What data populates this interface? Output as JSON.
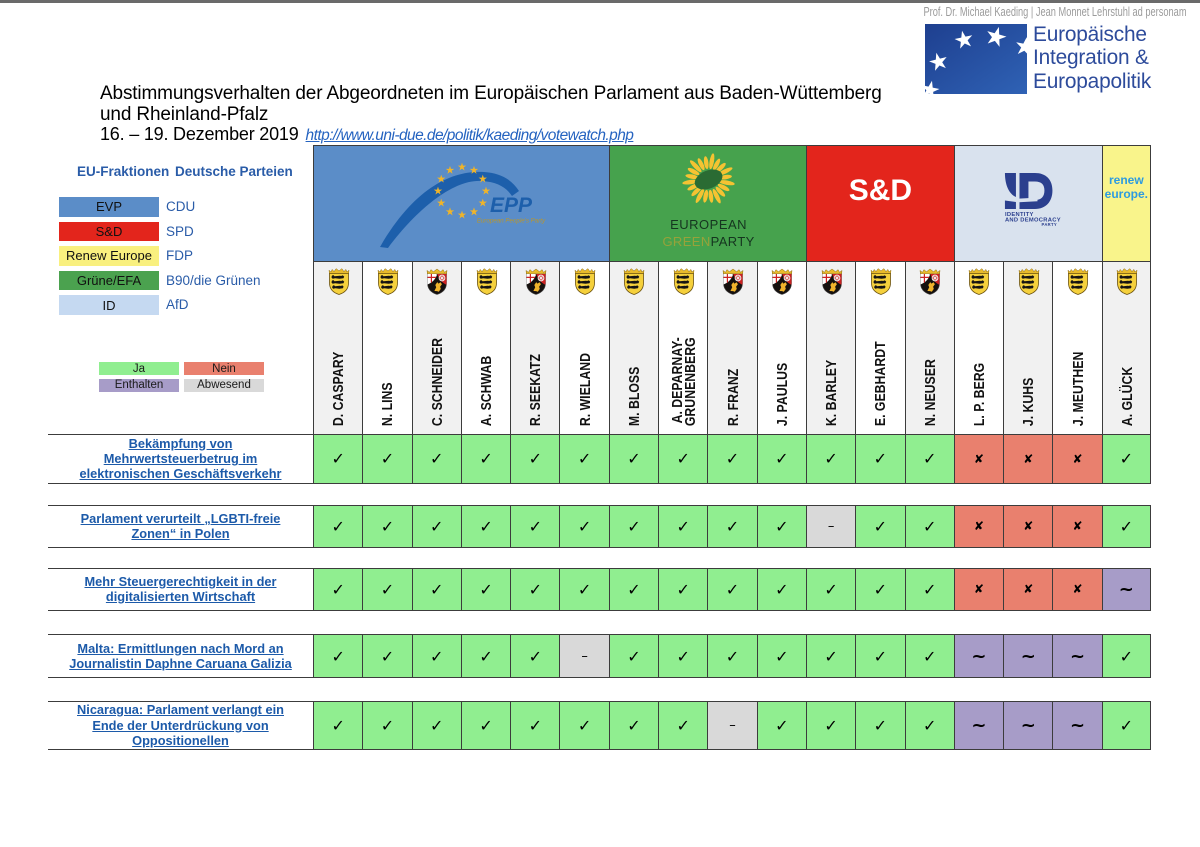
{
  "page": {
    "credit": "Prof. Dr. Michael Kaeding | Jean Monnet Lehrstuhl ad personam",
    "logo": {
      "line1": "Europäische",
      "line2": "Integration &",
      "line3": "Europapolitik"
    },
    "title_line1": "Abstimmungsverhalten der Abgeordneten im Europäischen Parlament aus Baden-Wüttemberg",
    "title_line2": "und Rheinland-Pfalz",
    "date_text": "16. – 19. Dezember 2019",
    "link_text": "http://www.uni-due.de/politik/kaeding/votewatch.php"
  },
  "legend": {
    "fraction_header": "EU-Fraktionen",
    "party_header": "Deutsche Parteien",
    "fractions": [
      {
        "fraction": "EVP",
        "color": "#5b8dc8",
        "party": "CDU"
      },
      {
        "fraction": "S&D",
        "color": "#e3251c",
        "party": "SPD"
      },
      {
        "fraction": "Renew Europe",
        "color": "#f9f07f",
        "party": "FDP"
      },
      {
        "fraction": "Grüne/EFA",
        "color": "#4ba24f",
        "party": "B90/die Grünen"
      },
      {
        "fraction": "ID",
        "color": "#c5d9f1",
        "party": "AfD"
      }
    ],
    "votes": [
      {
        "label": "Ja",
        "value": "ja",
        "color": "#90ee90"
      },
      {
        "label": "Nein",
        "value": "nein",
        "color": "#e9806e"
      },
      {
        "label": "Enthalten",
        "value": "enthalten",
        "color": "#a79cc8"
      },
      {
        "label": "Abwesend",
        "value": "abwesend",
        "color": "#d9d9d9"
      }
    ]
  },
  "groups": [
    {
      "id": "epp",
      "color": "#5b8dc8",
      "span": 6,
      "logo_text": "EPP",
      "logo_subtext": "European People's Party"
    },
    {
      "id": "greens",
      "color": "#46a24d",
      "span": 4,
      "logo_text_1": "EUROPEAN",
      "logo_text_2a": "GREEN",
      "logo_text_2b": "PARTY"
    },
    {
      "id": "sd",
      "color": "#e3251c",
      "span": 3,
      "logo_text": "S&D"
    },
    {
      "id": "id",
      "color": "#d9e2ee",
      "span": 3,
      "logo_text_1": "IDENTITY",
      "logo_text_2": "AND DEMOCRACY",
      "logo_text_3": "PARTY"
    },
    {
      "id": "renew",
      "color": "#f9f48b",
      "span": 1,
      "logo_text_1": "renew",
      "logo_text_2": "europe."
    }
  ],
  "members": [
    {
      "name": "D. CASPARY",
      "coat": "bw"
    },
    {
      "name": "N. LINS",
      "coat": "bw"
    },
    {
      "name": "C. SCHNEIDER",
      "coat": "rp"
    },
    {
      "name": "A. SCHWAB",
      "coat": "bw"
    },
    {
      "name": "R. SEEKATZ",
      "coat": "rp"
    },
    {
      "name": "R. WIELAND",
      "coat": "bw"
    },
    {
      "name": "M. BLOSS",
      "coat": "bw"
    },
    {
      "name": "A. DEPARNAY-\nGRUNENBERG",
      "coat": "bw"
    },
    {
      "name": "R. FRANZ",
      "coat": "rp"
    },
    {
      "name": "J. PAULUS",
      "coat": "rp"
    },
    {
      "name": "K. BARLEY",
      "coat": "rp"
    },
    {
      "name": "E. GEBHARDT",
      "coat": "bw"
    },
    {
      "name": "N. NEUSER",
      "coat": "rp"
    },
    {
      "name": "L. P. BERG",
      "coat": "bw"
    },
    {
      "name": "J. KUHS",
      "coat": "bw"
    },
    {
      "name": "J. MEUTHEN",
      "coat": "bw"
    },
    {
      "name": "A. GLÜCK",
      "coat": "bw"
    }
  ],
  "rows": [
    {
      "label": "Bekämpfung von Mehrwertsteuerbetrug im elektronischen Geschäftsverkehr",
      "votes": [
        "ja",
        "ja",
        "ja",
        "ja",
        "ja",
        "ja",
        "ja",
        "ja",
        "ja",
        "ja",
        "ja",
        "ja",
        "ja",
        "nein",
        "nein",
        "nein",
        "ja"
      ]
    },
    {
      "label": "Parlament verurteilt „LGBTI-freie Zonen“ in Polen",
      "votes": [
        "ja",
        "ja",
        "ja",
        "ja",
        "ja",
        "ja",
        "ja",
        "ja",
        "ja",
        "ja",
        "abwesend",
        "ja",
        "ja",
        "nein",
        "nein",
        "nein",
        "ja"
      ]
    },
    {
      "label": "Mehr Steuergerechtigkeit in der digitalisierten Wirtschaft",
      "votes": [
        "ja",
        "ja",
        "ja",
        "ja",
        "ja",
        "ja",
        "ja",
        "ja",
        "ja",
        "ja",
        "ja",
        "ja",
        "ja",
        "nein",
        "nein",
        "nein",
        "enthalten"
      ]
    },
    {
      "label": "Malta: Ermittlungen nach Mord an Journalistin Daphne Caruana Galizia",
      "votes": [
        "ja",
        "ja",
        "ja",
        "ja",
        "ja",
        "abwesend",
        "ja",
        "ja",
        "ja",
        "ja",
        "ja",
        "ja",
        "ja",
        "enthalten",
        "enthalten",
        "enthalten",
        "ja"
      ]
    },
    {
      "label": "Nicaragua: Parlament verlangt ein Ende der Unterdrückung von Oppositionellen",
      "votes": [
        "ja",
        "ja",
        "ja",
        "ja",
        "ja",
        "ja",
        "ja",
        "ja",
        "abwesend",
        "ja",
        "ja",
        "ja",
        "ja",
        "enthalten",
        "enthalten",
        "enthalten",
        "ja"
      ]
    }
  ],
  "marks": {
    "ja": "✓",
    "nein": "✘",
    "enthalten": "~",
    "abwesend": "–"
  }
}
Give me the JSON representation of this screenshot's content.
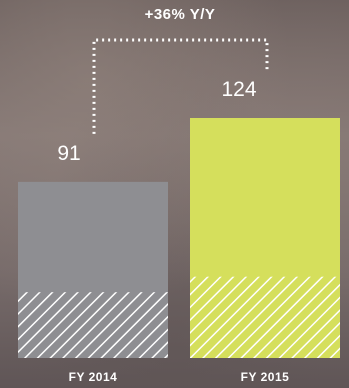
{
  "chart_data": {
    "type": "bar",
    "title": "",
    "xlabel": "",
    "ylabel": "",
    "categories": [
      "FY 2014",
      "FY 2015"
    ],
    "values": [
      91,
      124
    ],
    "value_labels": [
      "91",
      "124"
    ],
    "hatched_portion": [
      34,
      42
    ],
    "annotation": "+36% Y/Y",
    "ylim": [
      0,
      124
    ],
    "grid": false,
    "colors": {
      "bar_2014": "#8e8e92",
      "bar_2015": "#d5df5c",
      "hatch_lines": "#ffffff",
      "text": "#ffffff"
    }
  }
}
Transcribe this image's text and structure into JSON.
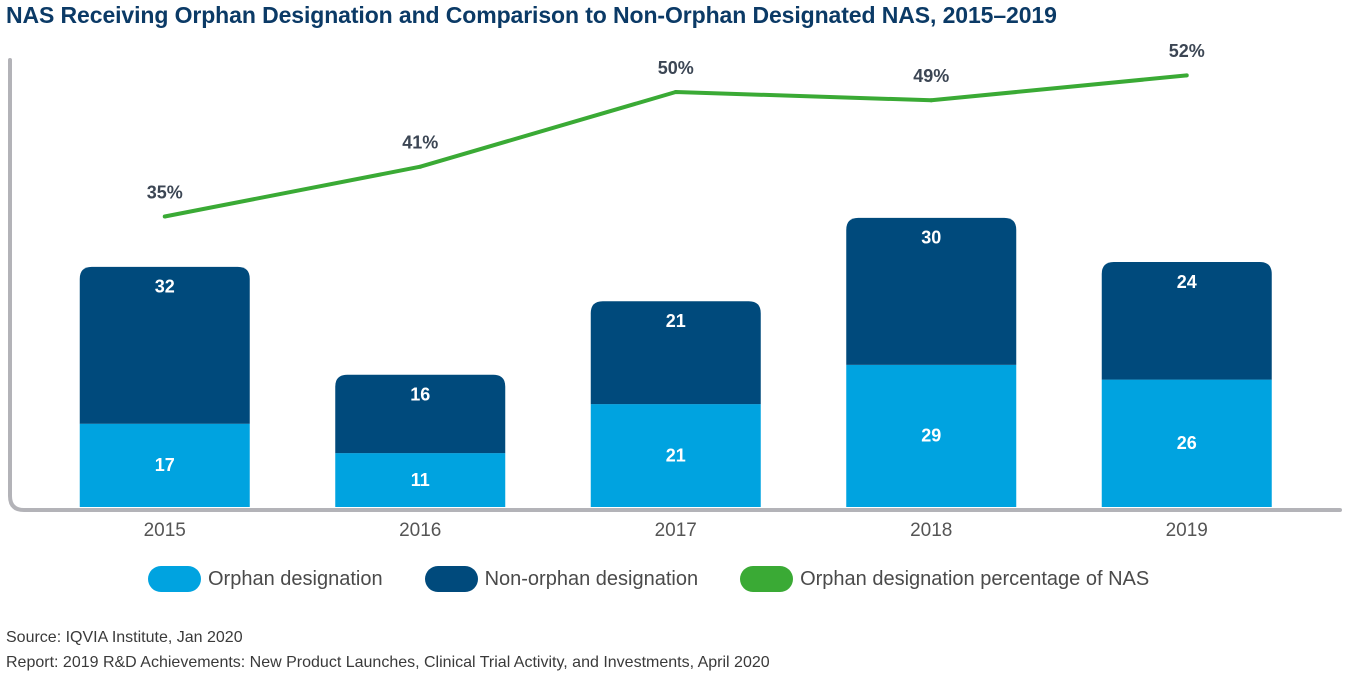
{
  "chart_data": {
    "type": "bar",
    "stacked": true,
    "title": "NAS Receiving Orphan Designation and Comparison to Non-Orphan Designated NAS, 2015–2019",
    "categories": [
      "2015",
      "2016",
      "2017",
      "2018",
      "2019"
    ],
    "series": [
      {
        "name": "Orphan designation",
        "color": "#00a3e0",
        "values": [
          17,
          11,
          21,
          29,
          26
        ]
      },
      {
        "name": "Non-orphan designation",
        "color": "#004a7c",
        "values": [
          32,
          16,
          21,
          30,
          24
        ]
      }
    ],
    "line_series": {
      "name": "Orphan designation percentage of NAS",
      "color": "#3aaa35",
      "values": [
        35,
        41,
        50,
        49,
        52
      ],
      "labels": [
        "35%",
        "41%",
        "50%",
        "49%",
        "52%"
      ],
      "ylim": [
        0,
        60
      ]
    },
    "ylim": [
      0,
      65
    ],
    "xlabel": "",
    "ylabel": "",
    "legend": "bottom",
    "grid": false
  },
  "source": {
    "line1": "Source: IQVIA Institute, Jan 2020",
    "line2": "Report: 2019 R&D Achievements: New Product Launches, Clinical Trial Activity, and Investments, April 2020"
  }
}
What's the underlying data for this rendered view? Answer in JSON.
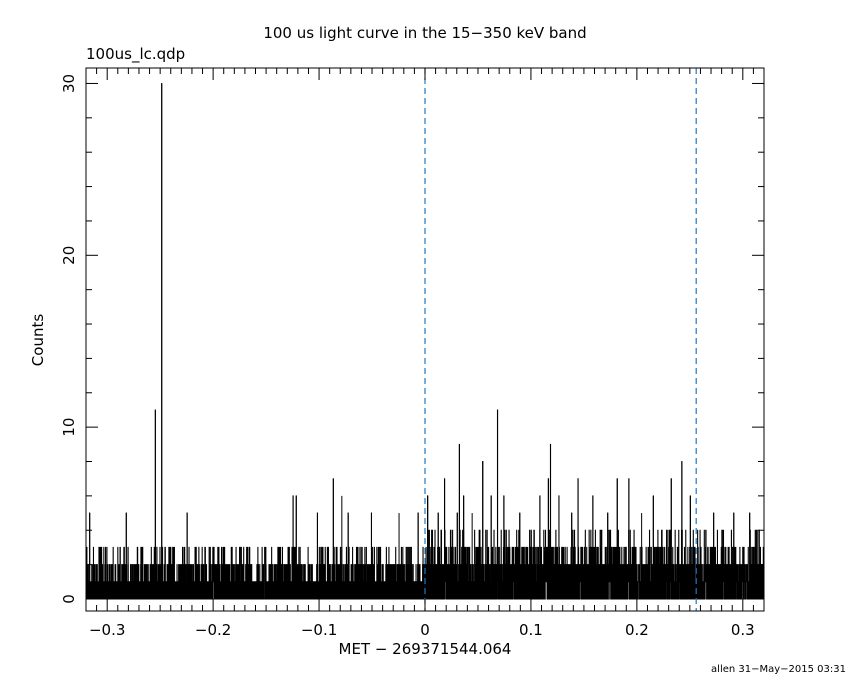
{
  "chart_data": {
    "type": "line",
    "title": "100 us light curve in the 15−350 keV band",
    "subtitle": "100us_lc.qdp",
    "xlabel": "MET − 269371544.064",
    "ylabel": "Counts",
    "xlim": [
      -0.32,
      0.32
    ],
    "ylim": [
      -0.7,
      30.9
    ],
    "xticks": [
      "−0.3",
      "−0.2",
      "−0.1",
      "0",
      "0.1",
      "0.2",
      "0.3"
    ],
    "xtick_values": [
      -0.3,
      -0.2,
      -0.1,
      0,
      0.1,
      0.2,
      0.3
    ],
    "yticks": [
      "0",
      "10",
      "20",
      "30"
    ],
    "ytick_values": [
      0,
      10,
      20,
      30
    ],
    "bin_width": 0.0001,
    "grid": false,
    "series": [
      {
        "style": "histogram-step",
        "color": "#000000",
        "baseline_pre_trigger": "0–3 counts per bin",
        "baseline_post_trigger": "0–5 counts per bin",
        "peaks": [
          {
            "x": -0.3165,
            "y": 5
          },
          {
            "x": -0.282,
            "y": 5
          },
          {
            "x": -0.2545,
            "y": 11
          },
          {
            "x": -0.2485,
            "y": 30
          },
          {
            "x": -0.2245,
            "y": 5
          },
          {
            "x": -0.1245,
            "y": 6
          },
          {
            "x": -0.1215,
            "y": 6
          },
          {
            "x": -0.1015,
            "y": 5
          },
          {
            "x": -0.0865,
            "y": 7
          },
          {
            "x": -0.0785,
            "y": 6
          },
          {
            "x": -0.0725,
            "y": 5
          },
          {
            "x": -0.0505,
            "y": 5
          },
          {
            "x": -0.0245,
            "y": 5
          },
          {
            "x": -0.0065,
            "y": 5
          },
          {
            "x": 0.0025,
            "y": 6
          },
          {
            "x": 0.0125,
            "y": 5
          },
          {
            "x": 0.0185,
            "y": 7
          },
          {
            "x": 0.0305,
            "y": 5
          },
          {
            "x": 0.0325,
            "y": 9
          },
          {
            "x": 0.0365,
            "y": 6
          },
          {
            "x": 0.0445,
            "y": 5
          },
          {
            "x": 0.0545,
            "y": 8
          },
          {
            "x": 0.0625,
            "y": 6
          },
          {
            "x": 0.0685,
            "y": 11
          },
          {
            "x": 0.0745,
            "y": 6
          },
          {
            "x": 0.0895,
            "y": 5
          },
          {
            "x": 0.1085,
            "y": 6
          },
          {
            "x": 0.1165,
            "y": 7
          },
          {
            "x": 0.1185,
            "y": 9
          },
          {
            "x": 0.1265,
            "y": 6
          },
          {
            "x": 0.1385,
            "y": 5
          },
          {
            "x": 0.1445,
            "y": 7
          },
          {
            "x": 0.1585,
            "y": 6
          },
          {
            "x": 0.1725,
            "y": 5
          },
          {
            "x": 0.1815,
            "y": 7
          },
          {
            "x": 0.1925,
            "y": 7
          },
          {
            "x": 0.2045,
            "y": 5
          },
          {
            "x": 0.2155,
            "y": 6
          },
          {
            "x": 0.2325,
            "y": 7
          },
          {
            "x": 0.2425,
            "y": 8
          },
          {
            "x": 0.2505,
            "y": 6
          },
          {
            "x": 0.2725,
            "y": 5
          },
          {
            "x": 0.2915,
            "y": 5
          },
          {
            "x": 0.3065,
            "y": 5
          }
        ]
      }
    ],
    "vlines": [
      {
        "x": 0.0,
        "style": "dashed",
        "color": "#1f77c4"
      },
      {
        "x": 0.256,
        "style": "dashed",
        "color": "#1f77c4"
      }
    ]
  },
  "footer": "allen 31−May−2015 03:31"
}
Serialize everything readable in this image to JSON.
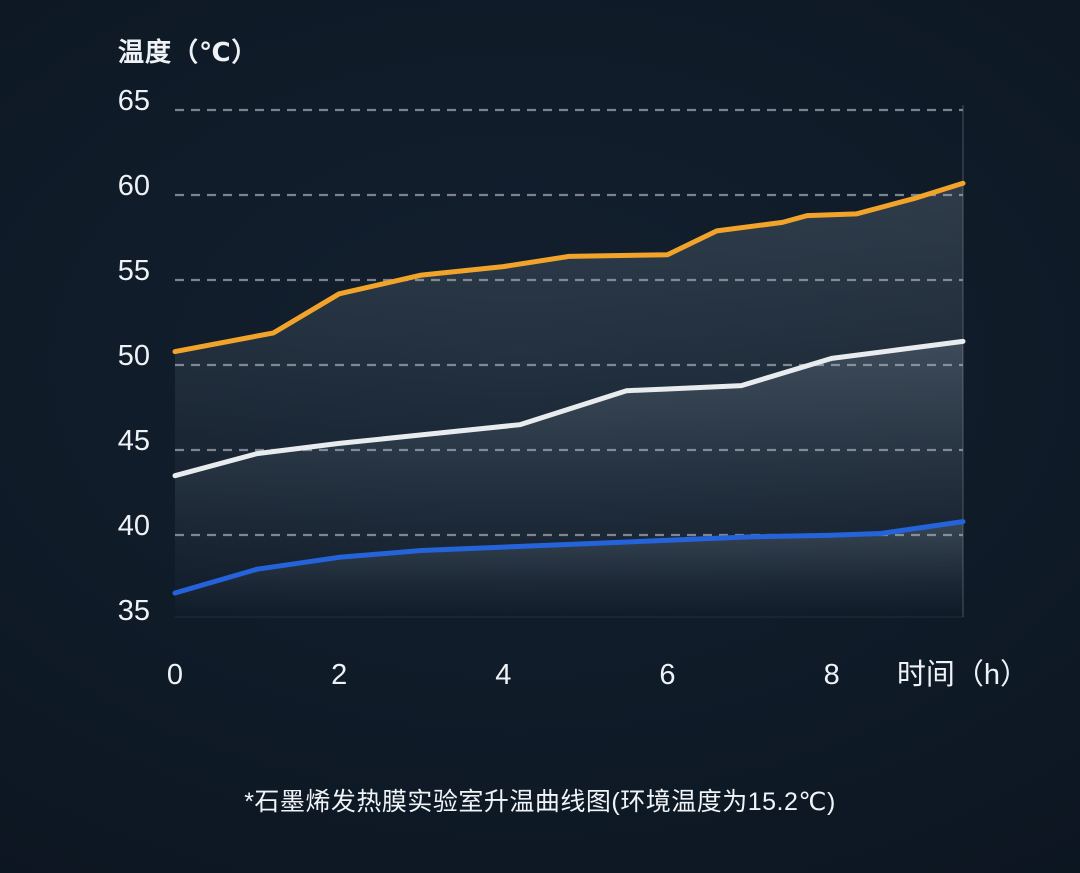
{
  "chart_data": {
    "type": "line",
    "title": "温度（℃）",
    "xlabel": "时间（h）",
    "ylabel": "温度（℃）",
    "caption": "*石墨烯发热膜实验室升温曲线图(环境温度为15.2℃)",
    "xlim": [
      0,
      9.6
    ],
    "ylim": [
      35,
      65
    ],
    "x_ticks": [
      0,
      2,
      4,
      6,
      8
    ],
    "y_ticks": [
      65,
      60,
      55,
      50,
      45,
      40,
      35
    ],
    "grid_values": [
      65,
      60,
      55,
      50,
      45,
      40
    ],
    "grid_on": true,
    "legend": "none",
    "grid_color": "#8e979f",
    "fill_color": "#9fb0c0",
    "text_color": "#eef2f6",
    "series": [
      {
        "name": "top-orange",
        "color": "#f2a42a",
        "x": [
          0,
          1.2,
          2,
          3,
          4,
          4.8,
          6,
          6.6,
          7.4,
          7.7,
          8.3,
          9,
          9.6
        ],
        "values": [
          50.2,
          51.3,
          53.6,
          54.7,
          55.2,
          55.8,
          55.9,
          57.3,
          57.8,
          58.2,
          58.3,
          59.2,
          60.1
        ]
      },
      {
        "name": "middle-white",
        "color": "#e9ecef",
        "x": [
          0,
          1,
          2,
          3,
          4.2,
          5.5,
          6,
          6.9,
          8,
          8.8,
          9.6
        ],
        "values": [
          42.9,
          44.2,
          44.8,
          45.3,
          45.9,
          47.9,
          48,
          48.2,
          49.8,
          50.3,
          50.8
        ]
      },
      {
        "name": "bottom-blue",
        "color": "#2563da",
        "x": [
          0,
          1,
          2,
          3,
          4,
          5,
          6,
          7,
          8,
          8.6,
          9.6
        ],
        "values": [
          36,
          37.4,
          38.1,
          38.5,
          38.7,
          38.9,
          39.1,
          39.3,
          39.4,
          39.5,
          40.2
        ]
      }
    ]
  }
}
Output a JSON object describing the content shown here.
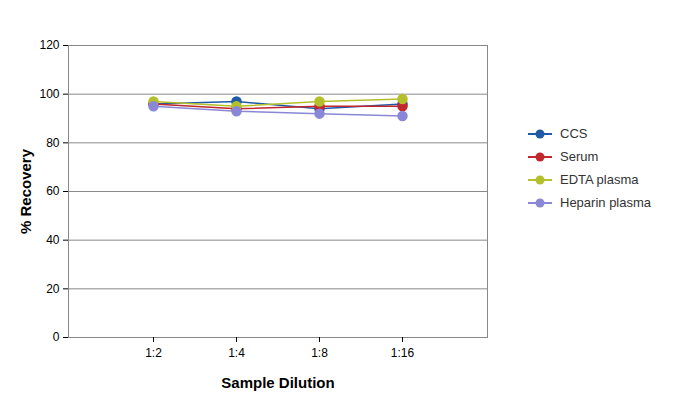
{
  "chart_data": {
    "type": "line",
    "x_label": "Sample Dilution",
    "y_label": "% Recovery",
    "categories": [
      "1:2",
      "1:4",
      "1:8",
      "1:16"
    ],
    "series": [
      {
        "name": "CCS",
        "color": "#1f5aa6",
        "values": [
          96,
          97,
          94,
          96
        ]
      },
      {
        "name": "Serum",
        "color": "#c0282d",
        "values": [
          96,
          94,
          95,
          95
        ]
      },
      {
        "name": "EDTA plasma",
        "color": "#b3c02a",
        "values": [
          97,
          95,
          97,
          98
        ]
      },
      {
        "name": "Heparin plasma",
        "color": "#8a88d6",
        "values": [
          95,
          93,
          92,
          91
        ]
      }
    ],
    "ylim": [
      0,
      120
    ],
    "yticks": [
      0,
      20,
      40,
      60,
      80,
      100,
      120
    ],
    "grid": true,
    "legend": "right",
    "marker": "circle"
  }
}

◆ **Directions**:
Of all the lines in the material above, how many contain the word "Parlament"? Give only the count.

◆ **Exercise response**:
3